#### WHAT IS EXPECTED
Count the lines below that contain the word "Power", and give only that number.

Records excerpted from a collection
########

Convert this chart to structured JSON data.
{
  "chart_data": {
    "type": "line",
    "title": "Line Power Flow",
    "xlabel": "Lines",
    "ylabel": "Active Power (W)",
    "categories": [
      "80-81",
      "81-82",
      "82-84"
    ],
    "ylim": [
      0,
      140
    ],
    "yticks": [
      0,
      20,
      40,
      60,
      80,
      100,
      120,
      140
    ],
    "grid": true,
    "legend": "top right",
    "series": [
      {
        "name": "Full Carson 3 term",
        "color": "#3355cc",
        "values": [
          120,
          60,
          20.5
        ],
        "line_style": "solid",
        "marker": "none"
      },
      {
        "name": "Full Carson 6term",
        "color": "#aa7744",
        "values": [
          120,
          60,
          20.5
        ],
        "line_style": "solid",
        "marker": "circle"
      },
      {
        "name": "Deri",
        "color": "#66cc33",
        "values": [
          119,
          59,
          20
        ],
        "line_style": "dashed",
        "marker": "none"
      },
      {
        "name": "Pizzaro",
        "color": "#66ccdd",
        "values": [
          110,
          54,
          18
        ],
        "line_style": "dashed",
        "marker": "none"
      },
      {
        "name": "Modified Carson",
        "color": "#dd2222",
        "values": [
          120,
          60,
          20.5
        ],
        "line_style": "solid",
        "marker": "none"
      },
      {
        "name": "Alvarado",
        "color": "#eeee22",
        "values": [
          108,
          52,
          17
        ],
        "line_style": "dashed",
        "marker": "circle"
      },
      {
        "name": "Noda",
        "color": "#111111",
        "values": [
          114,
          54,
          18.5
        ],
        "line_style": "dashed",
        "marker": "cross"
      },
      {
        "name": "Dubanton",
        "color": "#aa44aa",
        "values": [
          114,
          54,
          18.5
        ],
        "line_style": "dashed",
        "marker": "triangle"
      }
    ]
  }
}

########

#### FULL RESPONSE
2